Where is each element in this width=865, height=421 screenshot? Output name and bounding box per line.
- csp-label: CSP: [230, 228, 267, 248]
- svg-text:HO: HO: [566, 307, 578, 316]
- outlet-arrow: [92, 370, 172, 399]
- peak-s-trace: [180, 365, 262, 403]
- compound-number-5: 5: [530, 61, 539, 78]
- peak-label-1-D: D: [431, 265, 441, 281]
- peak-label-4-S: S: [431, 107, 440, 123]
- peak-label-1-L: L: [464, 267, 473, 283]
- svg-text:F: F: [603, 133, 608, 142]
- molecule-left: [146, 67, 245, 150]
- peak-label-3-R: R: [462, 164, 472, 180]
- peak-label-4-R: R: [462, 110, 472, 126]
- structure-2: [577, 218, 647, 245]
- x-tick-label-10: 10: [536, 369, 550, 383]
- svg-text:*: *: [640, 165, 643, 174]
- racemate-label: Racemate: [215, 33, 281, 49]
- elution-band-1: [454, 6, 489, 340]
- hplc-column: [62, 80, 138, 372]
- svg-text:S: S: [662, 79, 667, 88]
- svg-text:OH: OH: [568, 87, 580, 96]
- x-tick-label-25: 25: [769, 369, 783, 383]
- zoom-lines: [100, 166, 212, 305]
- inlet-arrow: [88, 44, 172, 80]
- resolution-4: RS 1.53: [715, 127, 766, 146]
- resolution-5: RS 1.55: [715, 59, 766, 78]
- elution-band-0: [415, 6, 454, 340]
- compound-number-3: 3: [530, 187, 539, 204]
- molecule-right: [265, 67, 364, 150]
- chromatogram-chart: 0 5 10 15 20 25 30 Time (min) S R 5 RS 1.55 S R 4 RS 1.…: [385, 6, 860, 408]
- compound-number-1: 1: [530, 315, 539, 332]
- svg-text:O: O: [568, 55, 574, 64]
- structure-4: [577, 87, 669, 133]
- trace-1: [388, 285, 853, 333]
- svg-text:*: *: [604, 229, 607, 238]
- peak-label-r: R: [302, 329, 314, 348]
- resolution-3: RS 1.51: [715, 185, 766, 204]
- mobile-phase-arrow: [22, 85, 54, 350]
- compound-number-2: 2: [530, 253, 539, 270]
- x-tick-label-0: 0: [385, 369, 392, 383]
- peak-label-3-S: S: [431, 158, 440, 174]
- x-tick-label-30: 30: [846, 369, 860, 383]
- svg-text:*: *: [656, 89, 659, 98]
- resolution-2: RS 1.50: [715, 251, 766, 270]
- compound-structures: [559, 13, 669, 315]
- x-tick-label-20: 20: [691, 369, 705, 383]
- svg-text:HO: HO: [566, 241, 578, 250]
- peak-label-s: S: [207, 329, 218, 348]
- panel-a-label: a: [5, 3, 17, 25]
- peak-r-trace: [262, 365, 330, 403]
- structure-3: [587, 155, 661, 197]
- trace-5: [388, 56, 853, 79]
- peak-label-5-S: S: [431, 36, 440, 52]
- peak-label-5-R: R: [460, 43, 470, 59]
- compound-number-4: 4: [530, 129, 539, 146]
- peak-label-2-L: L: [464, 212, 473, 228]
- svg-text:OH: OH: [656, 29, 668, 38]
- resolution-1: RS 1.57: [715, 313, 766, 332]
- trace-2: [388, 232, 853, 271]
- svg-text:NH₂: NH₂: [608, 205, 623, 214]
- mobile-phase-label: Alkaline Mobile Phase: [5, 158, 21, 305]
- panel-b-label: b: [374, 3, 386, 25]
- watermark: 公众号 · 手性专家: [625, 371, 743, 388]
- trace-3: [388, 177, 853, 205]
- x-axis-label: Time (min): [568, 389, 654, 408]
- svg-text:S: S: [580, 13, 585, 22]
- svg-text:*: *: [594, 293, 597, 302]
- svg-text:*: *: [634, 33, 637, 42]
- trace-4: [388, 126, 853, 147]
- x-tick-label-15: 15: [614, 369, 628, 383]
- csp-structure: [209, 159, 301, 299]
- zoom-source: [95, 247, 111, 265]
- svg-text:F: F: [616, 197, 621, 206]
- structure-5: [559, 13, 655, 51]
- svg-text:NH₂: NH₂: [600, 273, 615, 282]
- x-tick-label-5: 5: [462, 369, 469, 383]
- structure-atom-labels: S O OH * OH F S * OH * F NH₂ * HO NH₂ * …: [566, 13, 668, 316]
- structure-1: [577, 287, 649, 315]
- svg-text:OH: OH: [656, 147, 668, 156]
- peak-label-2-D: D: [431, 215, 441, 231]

_What is expected_
Copy out the entire listing above word for word, from its opening line through its final entry.

_Solved problem_
Where is each element in this width=865, height=421 screenshot? Output name and bounding box per line.
- csp-label: CSP: [230, 228, 267, 248]
- svg-text:HO: HO: [566, 307, 578, 316]
- outlet-arrow: [92, 370, 172, 399]
- peak-s-trace: [180, 365, 262, 403]
- compound-number-5: 5: [530, 61, 539, 78]
- peak-label-1-D: D: [431, 265, 441, 281]
- peak-label-4-S: S: [431, 107, 440, 123]
- peak-label-1-L: L: [464, 267, 473, 283]
- svg-text:F: F: [603, 133, 608, 142]
- molecule-left: [146, 67, 245, 150]
- peak-label-3-R: R: [462, 164, 472, 180]
- peak-label-4-R: R: [462, 110, 472, 126]
- structure-2: [577, 218, 647, 245]
- x-tick-label-10: 10: [536, 369, 550, 383]
- svg-text:*: *: [640, 165, 643, 174]
- racemate-label: Racemate: [215, 33, 281, 49]
- elution-band-1: [454, 6, 489, 340]
- hplc-column: [62, 80, 138, 372]
- svg-text:S: S: [662, 79, 667, 88]
- svg-text:OH: OH: [568, 87, 580, 96]
- x-tick-label-25: 25: [769, 369, 783, 383]
- zoom-lines: [100, 166, 212, 305]
- inlet-arrow: [88, 44, 172, 80]
- resolution-4: RS 1.53: [715, 127, 766, 146]
- resolution-5: RS 1.55: [715, 59, 766, 78]
- elution-band-0: [415, 6, 454, 340]
- compound-number-3: 3: [530, 187, 539, 204]
- molecule-right: [265, 67, 364, 150]
- chromatogram-chart: 0 5 10 15 20 25 30 Time (min) S R 5 RS 1.55 S R 4 RS 1.…: [385, 6, 860, 408]
- compound-number-1: 1: [530, 315, 539, 332]
- svg-text:O: O: [568, 55, 574, 64]
- structure-4: [577, 87, 669, 133]
- trace-1: [388, 285, 853, 333]
- svg-text:*: *: [604, 229, 607, 238]
- peak-label-r: R: [302, 329, 314, 348]
- resolution-3: RS 1.51: [715, 185, 766, 204]
- mobile-phase-arrow: [22, 85, 54, 350]
- compound-number-2: 2: [530, 253, 539, 270]
- x-tick-label-0: 0: [385, 369, 392, 383]
- peak-label-3-S: S: [431, 158, 440, 174]
- x-tick-label-30: 30: [846, 369, 860, 383]
- svg-text:*: *: [656, 89, 659, 98]
- resolution-2: RS 1.50: [715, 251, 766, 270]
- compound-structures: [559, 13, 669, 315]
- x-tick-label-20: 20: [691, 369, 705, 383]
- svg-text:HO: HO: [566, 241, 578, 250]
- peak-label-s: S: [207, 329, 218, 348]
- panel-a-label: a: [5, 3, 17, 25]
- peak-r-trace: [262, 365, 330, 403]
- structure-3: [587, 155, 661, 197]
- trace-5: [388, 56, 853, 79]
- peak-label-5-S: S: [431, 36, 440, 52]
- peak-label-5-R: R: [460, 43, 470, 59]
- compound-number-4: 4: [530, 129, 539, 146]
- peak-label-2-L: L: [464, 212, 473, 228]
- svg-text:OH: OH: [656, 29, 668, 38]
- resolution-1: RS 1.57: [715, 313, 766, 332]
- trace-2: [388, 232, 853, 271]
- svg-text:NH₂: NH₂: [608, 205, 623, 214]
- mobile-phase-label: Alkaline Mobile Phase: [5, 158, 21, 305]
- panel-b-label: b: [374, 3, 386, 25]
- watermark: 公众号 · 手性专家: [625, 371, 743, 388]
- trace-3: [388, 177, 853, 205]
- x-axis-label: Time (min): [568, 389, 654, 408]
- svg-text:S: S: [580, 13, 585, 22]
- svg-text:*: *: [594, 293, 597, 302]
- svg-text:*: *: [634, 33, 637, 42]
- trace-4: [388, 126, 853, 147]
- x-tick-label-15: 15: [614, 369, 628, 383]
- csp-structure: [209, 159, 301, 299]
- zoom-source: [95, 247, 111, 265]
- svg-text:F: F: [616, 197, 621, 206]
- structure-5: [559, 13, 655, 51]
- svg-text:NH₂: NH₂: [600, 273, 615, 282]
- x-tick-label-5: 5: [462, 369, 469, 383]
- structure-atom-labels: S O OH * OH F S * OH * F NH₂ * HO NH₂ * …: [566, 13, 668, 316]
- structure-1: [577, 287, 649, 315]
- svg-text:OH: OH: [656, 147, 668, 156]
- peak-label-2-D: D: [431, 215, 441, 231]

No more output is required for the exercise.